#### Brief:
Carry none of the pictures over; write out the complete data exactly.

#### Provided records:
## BEGIN
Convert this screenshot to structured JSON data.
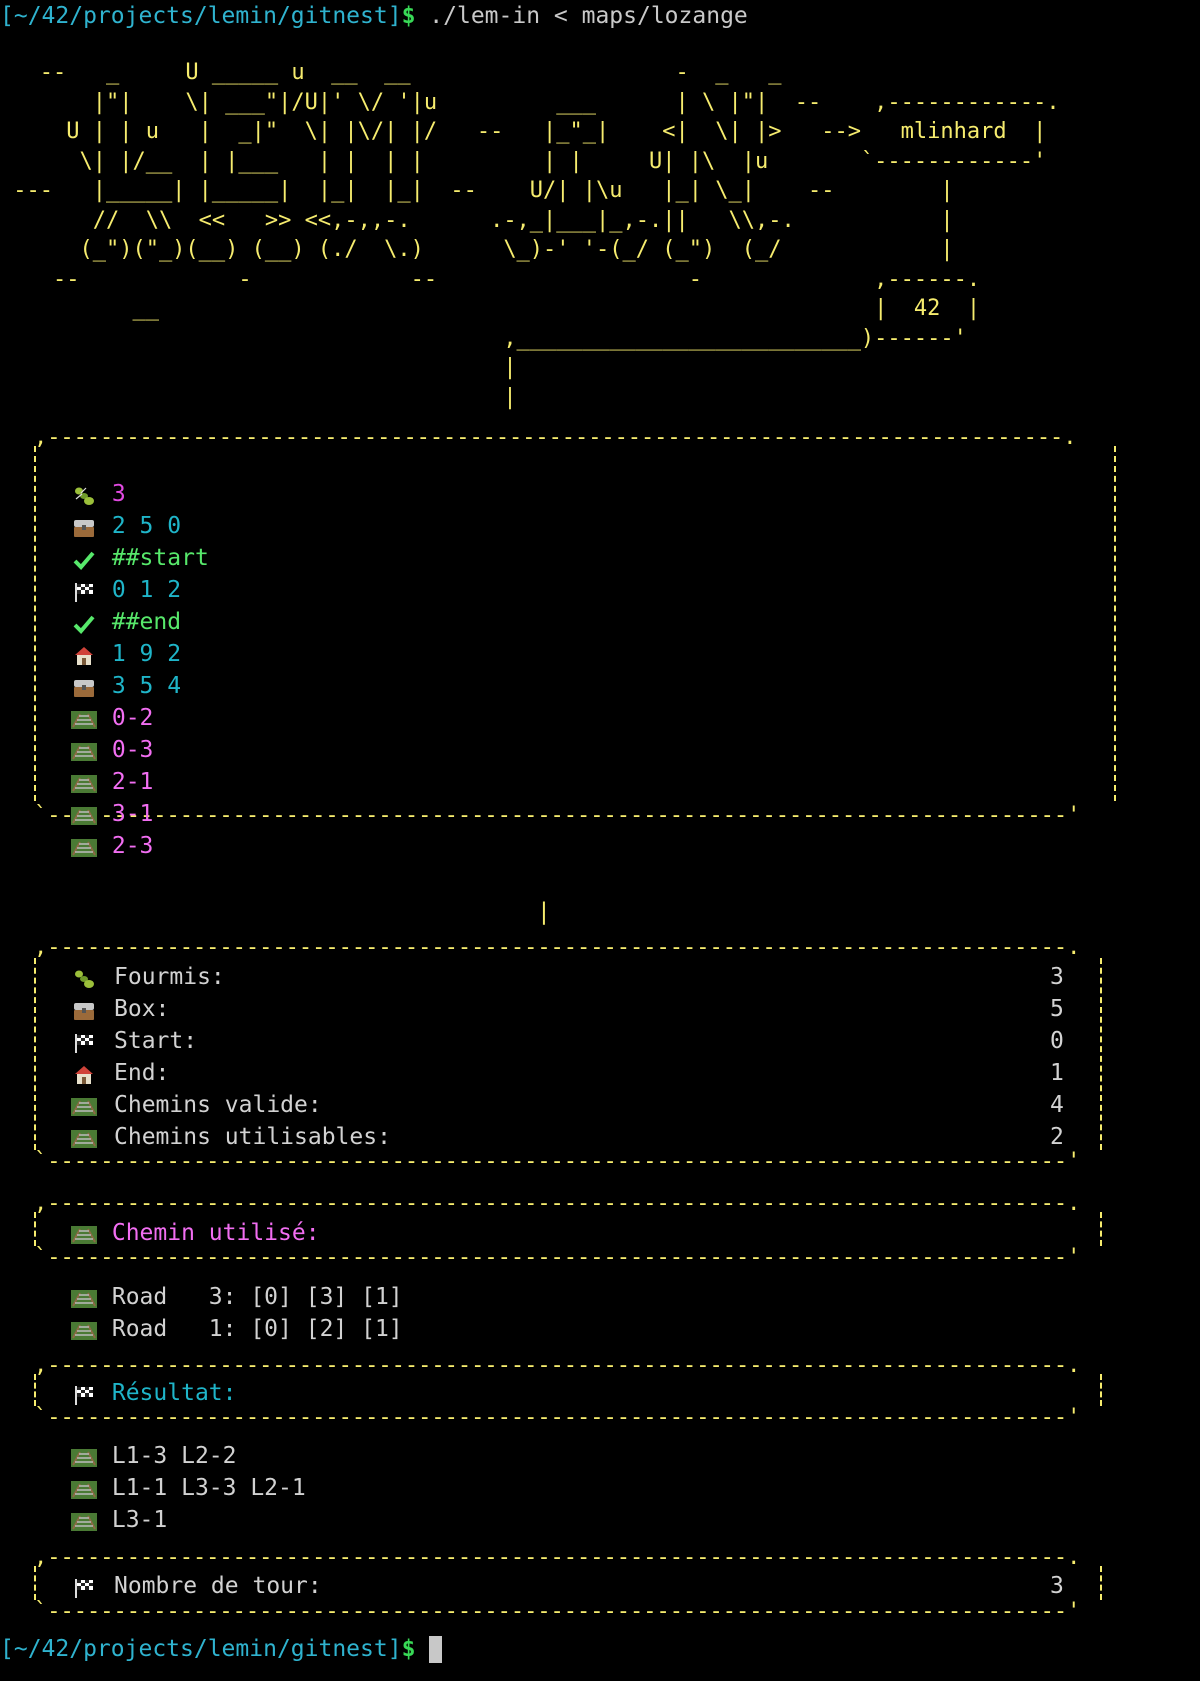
{
  "prompt": {
    "path": "[~/42/projects/lemin/gitnest]",
    "symbol": "$",
    "command": " ./lem-in < maps/lozange"
  },
  "banner": {
    "art": [
      "   --   _     U _____ u  __  __                    -  _   _",
      "       |\"|    \\| ___\"|/U|' \\/ '|u         ___      | \\ |\"|  --    ,------------.",
      "     U | | u   |  _|\"  \\| |\\/| |/   --   |_\"_|    <|  \\| |>   -->   mlinhard  |",
      "      \\| |/__  | |___   | |  | |         | |     U| |\\  |u       `------------'",
      " ---   |_____| |_____|  |_|  |_|  --    U/| |\\u   |_| \\_|    --        |",
      "       //  \\\\  <<   >> <<,-,,-.      .-,_|___|_,-.||   \\\\,-.           |",
      "      (_\")(\"_)(__) (__) (./  \\.)      \\_)-' '-(_/ (_\")  (_/            |",
      "    --            -            --                   -             ,------.",
      "          __                                                      |  42  |",
      "                                      ,__________________________)------'",
      "                                      |",
      "                                      |"
    ]
  },
  "map": {
    "ants": "3",
    "room1": "2 5 0",
    "start_cmd": "##start",
    "start_room": "0 1 2",
    "end_cmd": "##end",
    "end_room": "1 9 2",
    "room2": "3 5 4",
    "links": [
      "0-2",
      "0-3",
      "2-1",
      "3-1",
      "2-3"
    ]
  },
  "stats": {
    "ants_label": "Fourmis:",
    "ants_value": "3",
    "box_label": "Box:",
    "box_value": "5",
    "start_label": "Start:",
    "start_value": "0",
    "end_label": "End:",
    "end_value": "1",
    "valid_label": "Chemins valide:",
    "valid_value": "4",
    "usable_label": "Chemins utilisables:",
    "usable_value": "2"
  },
  "paths": {
    "heading": "Chemin utilisé:",
    "roads": [
      "Road   3: [0] [3] [1]",
      "Road   1: [0] [2] [1]"
    ]
  },
  "result": {
    "heading": "Résultat:",
    "moves": [
      "L1-3 L2-2",
      "L1-1 L3-3 L2-1",
      "L3-1"
    ]
  },
  "turns": {
    "label": "Nombre de tour:",
    "value": "3"
  },
  "box_chars": {
    "top": ",-----------------------------------------------------------------------------.",
    "bottom": "`-----------------------------------------------------------------------------'",
    "connector": "|"
  },
  "colors": {
    "ascii_art": "#f6ec6e",
    "prompt_path": "#2fb3cf",
    "prompt_symbol": "#38d956",
    "numbers": "#1fb5c9",
    "links": "#f26ef2",
    "commands": "#57e86b"
  },
  "icons": [
    "ant-icon",
    "box-icon",
    "checkmark-icon",
    "checkered-flag-icon",
    "house-icon",
    "railway-icon"
  ]
}
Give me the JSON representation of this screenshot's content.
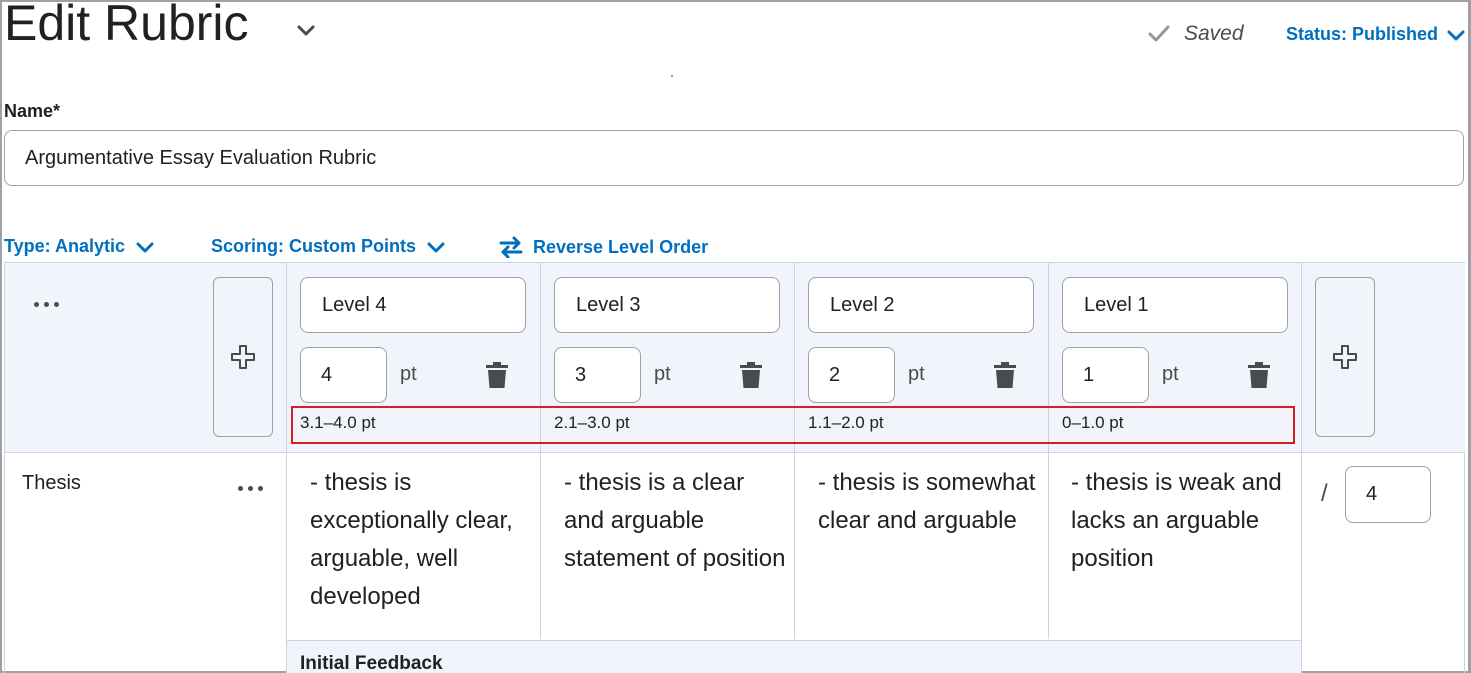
{
  "header": {
    "title": "Edit Rubric",
    "saved_label": "Saved",
    "status_label": "Status: Published"
  },
  "name_field": {
    "label": "Name*",
    "value": "Argumentative Essay Evaluation Rubric"
  },
  "options": {
    "type_label": "Type: Analytic",
    "scoring_label": "Scoring: Custom Points",
    "reverse_label": "Reverse Level Order"
  },
  "levels": [
    {
      "name": "Level 4",
      "points": "4",
      "unit": "pt",
      "range": "3.1–4.0 pt"
    },
    {
      "name": "Level 3",
      "points": "3",
      "unit": "pt",
      "range": "2.1–3.0 pt"
    },
    {
      "name": "Level 2",
      "points": "2",
      "unit": "pt",
      "range": "1.1–2.0 pt"
    },
    {
      "name": "Level 1",
      "points": "1",
      "unit": "pt",
      "range": "0–1.0 pt"
    }
  ],
  "criteria": [
    {
      "name": "Thesis",
      "descriptions": [
        "- thesis is exceptionally clear, arguable, well developed",
        "- thesis is a clear and arguable statement of position",
        "- thesis is somewhat clear and arguable",
        "- thesis is weak and lacks an arguable position"
      ],
      "score_separator": "/",
      "max_score": "4",
      "feedback_label": "Initial Feedback"
    }
  ],
  "colors": {
    "link": "#006fbf",
    "highlight_border": "#d61f25",
    "header_bg": "#f1f5fb"
  },
  "icons": {
    "title_dropdown": "chevron-down-icon",
    "saved": "check-icon",
    "add_level": "plus-icon",
    "delete_level": "trash-icon",
    "reverse": "swap-arrows-icon",
    "more_options": "ellipsis-icon"
  }
}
## END
#### Exercise response:
Convert this screenshot to structured JSON data.
{
  "prompt": {
    "path": "[~/42/projects/lemin/gitnest]",
    "symbol": "$",
    "command": " ./lem-in < maps/lozange"
  },
  "banner": {
    "art": [
      "   --   _     U _____ u  __  __                    -  _   _",
      "       |\"|    \\| ___\"|/U|' \\/ '|u         ___      | \\ |\"|  --    ,------------.",
      "     U | | u   |  _|\"  \\| |\\/| |/   --   |_\"_|    <|  \\| |>   -->   mlinhard  |",
      "      \\| |/__  | |___   | |  | |         | |     U| |\\  |u       `------------'",
      " ---   |_____| |_____|  |_|  |_|  --    U/| |\\u   |_| \\_|    --        |",
      "       //  \\\\  <<   >> <<,-,,-.      .-,_|___|_,-.||   \\\\,-.           |",
      "      (_\")(\"_)(__) (__) (./  \\.)      \\_)-' '-(_/ (_\")  (_/            |",
      "    --            -            --                   -             ,------.",
      "          __                                                      |  42  |",
      "                                      ,__________________________)------'",
      "                                      |",
      "                                      |"
    ]
  },
  "map": {
    "ants": "3",
    "room1": "2 5 0",
    "start_cmd": "##start",
    "start_room": "0 1 2",
    "end_cmd": "##end",
    "end_room": "1 9 2",
    "room2": "3 5 4",
    "links": [
      "0-2",
      "0-3",
      "2-1",
      "3-1",
      "2-3"
    ]
  },
  "stats": {
    "ants_label": "Fourmis:",
    "ants_value": "3",
    "box_label": "Box:",
    "box_value": "5",
    "start_label": "Start:",
    "start_value": "0",
    "end_label": "End:",
    "end_value": "1",
    "valid_label": "Chemins valide:",
    "valid_value": "4",
    "usable_label": "Chemins utilisables:",
    "usable_value": "2"
  },
  "paths": {
    "heading": "Chemin utilisé:",
    "roads": [
      "Road   3: [0] [3] [1]",
      "Road   1: [0] [2] [1]"
    ]
  },
  "result": {
    "heading": "Résultat:",
    "moves": [
      "L1-3 L2-2",
      "L1-1 L3-3 L2-1",
      "L3-1"
    ]
  },
  "turns": {
    "label": "Nombre de tour:",
    "value": "3"
  },
  "box_chars": {
    "top": ",-----------------------------------------------------------------------------.",
    "bottom": "`-----------------------------------------------------------------------------'",
    "connector": "|"
  },
  "colors": {
    "ascii_art": "#f6ec6e",
    "prompt_path": "#2fb3cf",
    "prompt_symbol": "#38d956",
    "numbers": "#1fb5c9",
    "links": "#f26ef2",
    "commands": "#57e86b"
  },
  "icons": [
    "ant-icon",
    "box-icon",
    "checkmark-icon",
    "checkered-flag-icon",
    "house-icon",
    "railway-icon"
  ]
}
Give me the JSON representation of this screenshot's content.
{
  "header": {
    "title": "Edit Rubric",
    "saved_label": "Saved",
    "status_label": "Status: Published"
  },
  "name_field": {
    "label": "Name*",
    "value": "Argumentative Essay Evaluation Rubric"
  },
  "options": {
    "type_label": "Type: Analytic",
    "scoring_label": "Scoring: Custom Points",
    "reverse_label": "Reverse Level Order"
  },
  "levels": [
    {
      "name": "Level 4",
      "points": "4",
      "unit": "pt",
      "range": "3.1–4.0 pt"
    },
    {
      "name": "Level 3",
      "points": "3",
      "unit": "pt",
      "range": "2.1–3.0 pt"
    },
    {
      "name": "Level 2",
      "points": "2",
      "unit": "pt",
      "range": "1.1–2.0 pt"
    },
    {
      "name": "Level 1",
      "points": "1",
      "unit": "pt",
      "range": "0–1.0 pt"
    }
  ],
  "criteria": [
    {
      "name": "Thesis",
      "descriptions": [
        "- thesis is exceptionally clear, arguable, well developed",
        "- thesis is a clear and arguable statement of position",
        "- thesis is somewhat clear and arguable",
        "- thesis is weak and lacks an arguable position"
      ],
      "score_separator": "/",
      "max_score": "4",
      "feedback_label": "Initial Feedback"
    }
  ],
  "colors": {
    "link": "#006fbf",
    "highlight_border": "#d61f25",
    "header_bg": "#f1f5fb"
  },
  "icons": {
    "title_dropdown": "chevron-down-icon",
    "saved": "check-icon",
    "add_level": "plus-icon",
    "delete_level": "trash-icon",
    "reverse": "swap-arrows-icon",
    "more_options": "ellipsis-icon"
  }
}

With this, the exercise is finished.